Identify every line in the records below that contains the word "this", and copy each of those lines.

● ● ● ● ●

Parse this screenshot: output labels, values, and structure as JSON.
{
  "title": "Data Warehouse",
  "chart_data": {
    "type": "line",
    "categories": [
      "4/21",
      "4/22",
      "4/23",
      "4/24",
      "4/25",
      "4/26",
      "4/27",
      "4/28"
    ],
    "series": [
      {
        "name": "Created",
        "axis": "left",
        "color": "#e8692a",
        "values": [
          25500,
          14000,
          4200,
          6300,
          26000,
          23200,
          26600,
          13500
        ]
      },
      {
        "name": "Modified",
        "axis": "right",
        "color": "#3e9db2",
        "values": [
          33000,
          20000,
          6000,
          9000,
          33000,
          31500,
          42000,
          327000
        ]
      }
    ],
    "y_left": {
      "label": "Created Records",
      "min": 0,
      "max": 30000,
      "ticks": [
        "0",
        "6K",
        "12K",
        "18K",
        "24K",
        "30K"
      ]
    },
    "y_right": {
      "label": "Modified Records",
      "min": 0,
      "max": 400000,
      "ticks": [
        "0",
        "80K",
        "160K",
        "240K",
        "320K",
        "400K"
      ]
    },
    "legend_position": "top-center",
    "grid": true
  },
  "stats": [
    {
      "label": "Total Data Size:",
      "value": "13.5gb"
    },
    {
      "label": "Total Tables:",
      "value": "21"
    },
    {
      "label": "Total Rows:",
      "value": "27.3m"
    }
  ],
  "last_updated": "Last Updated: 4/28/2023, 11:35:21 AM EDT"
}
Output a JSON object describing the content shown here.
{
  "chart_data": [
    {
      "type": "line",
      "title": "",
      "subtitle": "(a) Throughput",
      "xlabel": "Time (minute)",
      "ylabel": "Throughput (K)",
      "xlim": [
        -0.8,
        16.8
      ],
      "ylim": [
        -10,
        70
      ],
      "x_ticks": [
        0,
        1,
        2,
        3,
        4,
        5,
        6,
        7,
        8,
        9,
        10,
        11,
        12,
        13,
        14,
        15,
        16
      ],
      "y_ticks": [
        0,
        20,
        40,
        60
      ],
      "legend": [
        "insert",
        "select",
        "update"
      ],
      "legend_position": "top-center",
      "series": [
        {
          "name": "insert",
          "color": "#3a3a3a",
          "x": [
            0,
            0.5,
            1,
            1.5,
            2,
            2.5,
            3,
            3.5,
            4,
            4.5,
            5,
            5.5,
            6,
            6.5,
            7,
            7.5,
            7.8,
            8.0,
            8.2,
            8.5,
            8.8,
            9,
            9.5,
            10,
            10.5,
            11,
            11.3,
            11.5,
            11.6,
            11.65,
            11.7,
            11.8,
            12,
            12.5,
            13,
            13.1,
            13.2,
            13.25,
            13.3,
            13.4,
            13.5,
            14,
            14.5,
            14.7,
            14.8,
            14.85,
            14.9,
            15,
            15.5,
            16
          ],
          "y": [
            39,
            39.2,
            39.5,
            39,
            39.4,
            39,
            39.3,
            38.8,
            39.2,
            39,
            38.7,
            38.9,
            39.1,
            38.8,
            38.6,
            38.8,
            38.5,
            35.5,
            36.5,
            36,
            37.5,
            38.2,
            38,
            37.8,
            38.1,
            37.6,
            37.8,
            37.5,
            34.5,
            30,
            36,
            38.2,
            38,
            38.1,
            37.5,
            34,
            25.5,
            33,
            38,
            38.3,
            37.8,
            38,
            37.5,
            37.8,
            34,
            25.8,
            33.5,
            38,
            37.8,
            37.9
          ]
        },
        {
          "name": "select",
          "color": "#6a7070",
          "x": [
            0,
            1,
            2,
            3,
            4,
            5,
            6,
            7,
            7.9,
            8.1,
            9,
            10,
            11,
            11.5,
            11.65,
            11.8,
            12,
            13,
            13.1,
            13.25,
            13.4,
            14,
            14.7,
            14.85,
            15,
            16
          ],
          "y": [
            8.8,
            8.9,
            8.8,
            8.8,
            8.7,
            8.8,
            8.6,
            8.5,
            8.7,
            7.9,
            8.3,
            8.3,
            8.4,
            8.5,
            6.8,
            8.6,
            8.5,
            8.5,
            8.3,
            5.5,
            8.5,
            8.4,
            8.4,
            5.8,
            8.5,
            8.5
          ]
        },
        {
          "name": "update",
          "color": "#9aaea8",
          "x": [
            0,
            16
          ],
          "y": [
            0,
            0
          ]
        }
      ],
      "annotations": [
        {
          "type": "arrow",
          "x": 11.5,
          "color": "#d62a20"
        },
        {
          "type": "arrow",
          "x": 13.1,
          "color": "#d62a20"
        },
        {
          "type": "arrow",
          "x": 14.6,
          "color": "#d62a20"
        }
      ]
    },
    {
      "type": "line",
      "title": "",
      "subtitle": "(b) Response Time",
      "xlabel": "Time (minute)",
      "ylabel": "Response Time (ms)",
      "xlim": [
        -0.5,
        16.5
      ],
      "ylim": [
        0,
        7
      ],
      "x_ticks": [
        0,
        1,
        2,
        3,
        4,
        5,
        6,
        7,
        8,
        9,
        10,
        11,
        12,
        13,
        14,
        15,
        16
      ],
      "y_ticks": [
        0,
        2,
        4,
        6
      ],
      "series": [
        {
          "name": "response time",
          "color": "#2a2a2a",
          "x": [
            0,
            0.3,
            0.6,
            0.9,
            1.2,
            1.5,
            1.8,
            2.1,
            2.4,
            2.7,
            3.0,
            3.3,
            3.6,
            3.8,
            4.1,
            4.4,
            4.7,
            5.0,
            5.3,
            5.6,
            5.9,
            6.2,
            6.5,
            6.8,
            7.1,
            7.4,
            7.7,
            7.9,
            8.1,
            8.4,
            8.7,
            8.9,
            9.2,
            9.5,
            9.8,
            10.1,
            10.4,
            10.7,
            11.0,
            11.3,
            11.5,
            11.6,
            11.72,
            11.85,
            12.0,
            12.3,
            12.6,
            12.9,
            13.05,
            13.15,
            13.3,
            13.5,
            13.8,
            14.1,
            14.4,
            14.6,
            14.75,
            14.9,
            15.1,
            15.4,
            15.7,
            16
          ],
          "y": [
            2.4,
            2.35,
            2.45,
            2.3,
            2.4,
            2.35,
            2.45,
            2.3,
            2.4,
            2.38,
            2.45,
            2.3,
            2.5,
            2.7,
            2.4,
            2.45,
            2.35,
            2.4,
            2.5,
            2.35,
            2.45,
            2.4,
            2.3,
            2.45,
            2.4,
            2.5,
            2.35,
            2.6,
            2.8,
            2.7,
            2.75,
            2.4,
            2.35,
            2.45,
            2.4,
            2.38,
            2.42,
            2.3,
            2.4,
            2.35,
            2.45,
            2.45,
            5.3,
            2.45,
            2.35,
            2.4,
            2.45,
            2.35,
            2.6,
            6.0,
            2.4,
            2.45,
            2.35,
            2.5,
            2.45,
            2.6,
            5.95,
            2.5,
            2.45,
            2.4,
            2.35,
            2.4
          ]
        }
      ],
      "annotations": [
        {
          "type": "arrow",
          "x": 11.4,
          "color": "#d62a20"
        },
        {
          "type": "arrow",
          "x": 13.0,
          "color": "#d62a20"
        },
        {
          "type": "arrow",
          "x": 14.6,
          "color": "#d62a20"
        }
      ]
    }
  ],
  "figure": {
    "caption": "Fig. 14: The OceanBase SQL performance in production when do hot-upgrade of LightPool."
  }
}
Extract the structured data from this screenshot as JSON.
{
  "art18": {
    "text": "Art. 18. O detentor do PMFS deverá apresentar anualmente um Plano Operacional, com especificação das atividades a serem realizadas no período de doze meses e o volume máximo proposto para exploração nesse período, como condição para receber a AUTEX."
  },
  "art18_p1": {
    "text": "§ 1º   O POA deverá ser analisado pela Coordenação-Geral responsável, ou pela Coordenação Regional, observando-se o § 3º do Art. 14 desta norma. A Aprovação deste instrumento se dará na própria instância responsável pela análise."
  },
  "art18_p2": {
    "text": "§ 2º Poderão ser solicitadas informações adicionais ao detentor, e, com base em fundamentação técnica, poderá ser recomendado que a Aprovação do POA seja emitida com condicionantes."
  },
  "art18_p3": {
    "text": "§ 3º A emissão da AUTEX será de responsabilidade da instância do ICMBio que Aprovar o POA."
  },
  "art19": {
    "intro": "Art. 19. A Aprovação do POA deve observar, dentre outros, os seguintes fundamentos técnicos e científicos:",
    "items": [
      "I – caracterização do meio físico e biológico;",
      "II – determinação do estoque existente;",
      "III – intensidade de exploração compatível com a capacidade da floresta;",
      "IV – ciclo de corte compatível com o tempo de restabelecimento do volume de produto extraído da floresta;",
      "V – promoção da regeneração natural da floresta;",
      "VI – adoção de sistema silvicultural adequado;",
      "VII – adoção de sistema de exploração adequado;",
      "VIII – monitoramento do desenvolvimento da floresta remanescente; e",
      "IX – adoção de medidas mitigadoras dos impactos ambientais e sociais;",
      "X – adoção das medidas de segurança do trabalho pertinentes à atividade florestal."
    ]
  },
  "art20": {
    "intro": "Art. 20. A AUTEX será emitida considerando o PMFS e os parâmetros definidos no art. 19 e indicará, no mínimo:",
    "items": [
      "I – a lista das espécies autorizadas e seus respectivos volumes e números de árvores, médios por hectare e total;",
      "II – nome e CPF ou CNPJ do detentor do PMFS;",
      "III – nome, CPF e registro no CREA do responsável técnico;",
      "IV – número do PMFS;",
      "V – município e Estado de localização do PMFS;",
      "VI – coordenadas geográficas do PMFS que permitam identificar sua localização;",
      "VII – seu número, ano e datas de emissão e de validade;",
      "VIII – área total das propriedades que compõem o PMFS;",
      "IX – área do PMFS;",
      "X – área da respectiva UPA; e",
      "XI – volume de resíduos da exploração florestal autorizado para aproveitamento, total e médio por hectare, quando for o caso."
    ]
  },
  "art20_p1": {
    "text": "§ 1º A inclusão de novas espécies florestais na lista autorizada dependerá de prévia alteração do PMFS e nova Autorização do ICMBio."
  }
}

● ● ● ● ●

# THE RESPONSE:
Parse this screenshot: output labels, values, and structure as JSON.
Extract the structured data from this screenshot as JSON.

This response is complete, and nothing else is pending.